• SUPPLIED MATERIAL
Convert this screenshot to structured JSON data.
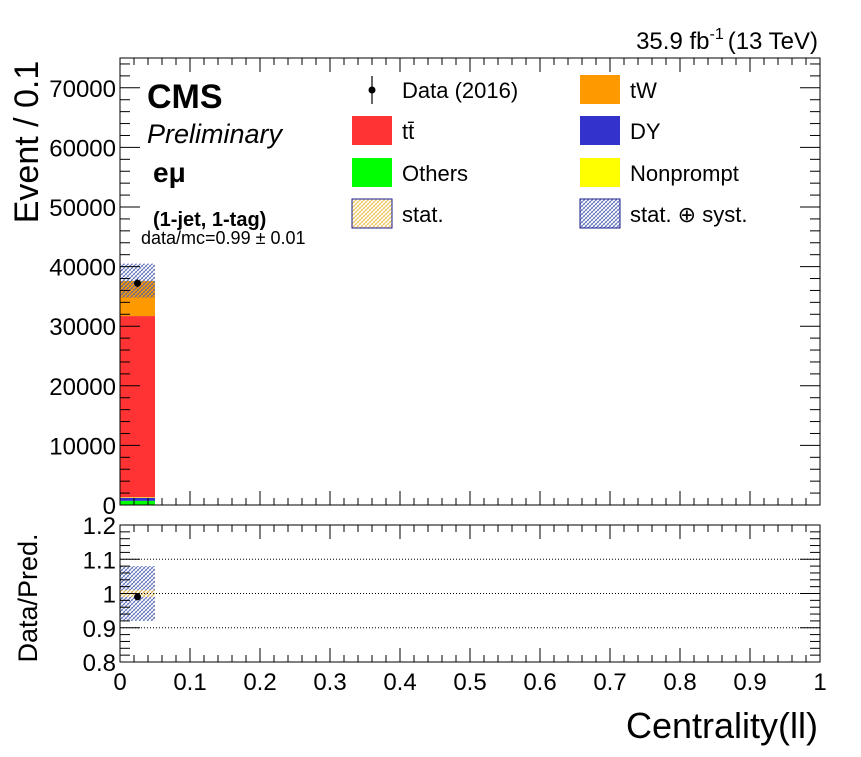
{
  "header": {
    "lumi_value": "35.9 fb",
    "lumi_exponent": "-1",
    "energy": "(13 TeV)"
  },
  "labels": {
    "experiment": "CMS",
    "status": "Preliminary",
    "channel": "eμ",
    "category": "(1-jet, 1-tag)",
    "ratio_text": "data/mc=0.99 ± 0.01"
  },
  "colors": {
    "ttbar": "#ff3333",
    "tW": "#ff9900",
    "DY": "#3333cc",
    "Others": "#00ff00",
    "Nonprompt": "#ffff00",
    "stat_hatch": "#e8b840",
    "syst_hatch": "#4a5fb0"
  },
  "legend": [
    {
      "key": "data",
      "label": "Data (2016)",
      "kind": "marker"
    },
    {
      "key": "tW",
      "label": "tW",
      "kind": "box"
    },
    {
      "key": "ttbar",
      "label": "tt̄",
      "kind": "box"
    },
    {
      "key": "DY",
      "label": "DY",
      "kind": "box"
    },
    {
      "key": "Others",
      "label": "Others",
      "kind": "box"
    },
    {
      "key": "Nonprompt",
      "label": "Nonprompt",
      "kind": "box"
    },
    {
      "key": "stat",
      "label": "stat.",
      "kind": "hatch-stat"
    },
    {
      "key": "syst",
      "label": "stat. ⊕ syst.",
      "kind": "hatch-syst"
    }
  ],
  "chart_data": [
    {
      "type": "bar",
      "stacked": true,
      "xlabel": "",
      "ylabel": "Event / 0.1",
      "xlim": [
        0,
        1
      ],
      "ylim": [
        0,
        75000
      ],
      "y_ticks": [
        0,
        10000,
        20000,
        30000,
        40000,
        50000,
        60000,
        70000
      ],
      "bin_edges": [
        0,
        0.05
      ],
      "series": [
        {
          "name": "Others",
          "key": "Others",
          "values": [
            700
          ]
        },
        {
          "name": "DY",
          "key": "DY",
          "values": [
            500
          ]
        },
        {
          "name": "Nonprompt",
          "key": "Nonprompt",
          "values": [
            100
          ]
        },
        {
          "name": "tt̄",
          "key": "ttbar",
          "values": [
            30400
          ]
        },
        {
          "name": "tW",
          "key": "tW",
          "values": [
            5900
          ]
        }
      ],
      "data_points": [
        {
          "x": 0.025,
          "y": 37200
        }
      ],
      "syst_band": [
        {
          "low": 34800,
          "high": 40500
        }
      ]
    },
    {
      "type": "scatter",
      "xlabel": "Centrality(ll)",
      "ylabel": "Data/Pred.",
      "xlim": [
        0,
        1
      ],
      "ylim": [
        0.8,
        1.2
      ],
      "y_ticks": [
        0.8,
        0.9,
        1,
        1.1,
        1.2
      ],
      "y_tick_labels": [
        "0.8",
        "0.9",
        "1",
        "1.1",
        "1.2"
      ],
      "x_ticks": [
        0,
        0.1,
        0.2,
        0.3,
        0.4,
        0.5,
        0.6,
        0.7,
        0.8,
        0.9,
        1
      ],
      "x_tick_labels": [
        "0",
        "0.1",
        "0.2",
        "0.3",
        "0.4",
        "0.5",
        "0.6",
        "0.7",
        "0.8",
        "0.9",
        "1"
      ],
      "reference_lines": [
        0.9,
        1.0,
        1.1
      ],
      "points": [
        {
          "x": 0.025,
          "y": 0.99
        }
      ],
      "syst_band": [
        {
          "low": 0.92,
          "high": 1.08
        }
      ],
      "stat_band": [
        {
          "low": 0.99,
          "high": 1.01
        }
      ]
    }
  ]
}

• THE EXERCISE
Transcribe the listing in full. Omit the pictures and keep every line exact.

• ANSWER TO THE TASK
Convert this screenshot to structured JSON data.
{
  "header": {
    "lumi_value": "35.9 fb",
    "lumi_exponent": "-1",
    "energy": "(13 TeV)"
  },
  "labels": {
    "experiment": "CMS",
    "status": "Preliminary",
    "channel": "eμ",
    "category": "(1-jet, 1-tag)",
    "ratio_text": "data/mc=0.99 ± 0.01"
  },
  "colors": {
    "ttbar": "#ff3333",
    "tW": "#ff9900",
    "DY": "#3333cc",
    "Others": "#00ff00",
    "Nonprompt": "#ffff00",
    "stat_hatch": "#e8b840",
    "syst_hatch": "#4a5fb0"
  },
  "legend": [
    {
      "key": "data",
      "label": "Data (2016)",
      "kind": "marker"
    },
    {
      "key": "tW",
      "label": "tW",
      "kind": "box"
    },
    {
      "key": "ttbar",
      "label": "tt̄",
      "kind": "box"
    },
    {
      "key": "DY",
      "label": "DY",
      "kind": "box"
    },
    {
      "key": "Others",
      "label": "Others",
      "kind": "box"
    },
    {
      "key": "Nonprompt",
      "label": "Nonprompt",
      "kind": "box"
    },
    {
      "key": "stat",
      "label": "stat.",
      "kind": "hatch-stat"
    },
    {
      "key": "syst",
      "label": "stat. ⊕ syst.",
      "kind": "hatch-syst"
    }
  ],
  "chart_data": [
    {
      "type": "bar",
      "stacked": true,
      "xlabel": "",
      "ylabel": "Event / 0.1",
      "xlim": [
        0,
        1
      ],
      "ylim": [
        0,
        75000
      ],
      "y_ticks": [
        0,
        10000,
        20000,
        30000,
        40000,
        50000,
        60000,
        70000
      ],
      "bin_edges": [
        0,
        0.05
      ],
      "series": [
        {
          "name": "Others",
          "key": "Others",
          "values": [
            700
          ]
        },
        {
          "name": "DY",
          "key": "DY",
          "values": [
            500
          ]
        },
        {
          "name": "Nonprompt",
          "key": "Nonprompt",
          "values": [
            100
          ]
        },
        {
          "name": "tt̄",
          "key": "ttbar",
          "values": [
            30400
          ]
        },
        {
          "name": "tW",
          "key": "tW",
          "values": [
            5900
          ]
        }
      ],
      "data_points": [
        {
          "x": 0.025,
          "y": 37200
        }
      ],
      "syst_band": [
        {
          "low": 34800,
          "high": 40500
        }
      ]
    },
    {
      "type": "scatter",
      "xlabel": "Centrality(ll)",
      "ylabel": "Data/Pred.",
      "xlim": [
        0,
        1
      ],
      "ylim": [
        0.8,
        1.2
      ],
      "y_ticks": [
        0.8,
        0.9,
        1,
        1.1,
        1.2
      ],
      "y_tick_labels": [
        "0.8",
        "0.9",
        "1",
        "1.1",
        "1.2"
      ],
      "x_ticks": [
        0,
        0.1,
        0.2,
        0.3,
        0.4,
        0.5,
        0.6,
        0.7,
        0.8,
        0.9,
        1
      ],
      "x_tick_labels": [
        "0",
        "0.1",
        "0.2",
        "0.3",
        "0.4",
        "0.5",
        "0.6",
        "0.7",
        "0.8",
        "0.9",
        "1"
      ],
      "reference_lines": [
        0.9,
        1.0,
        1.1
      ],
      "points": [
        {
          "x": 0.025,
          "y": 0.99
        }
      ],
      "syst_band": [
        {
          "low": 0.92,
          "high": 1.08
        }
      ],
      "stat_band": [
        {
          "low": 0.99,
          "high": 1.01
        }
      ]
    }
  ]
}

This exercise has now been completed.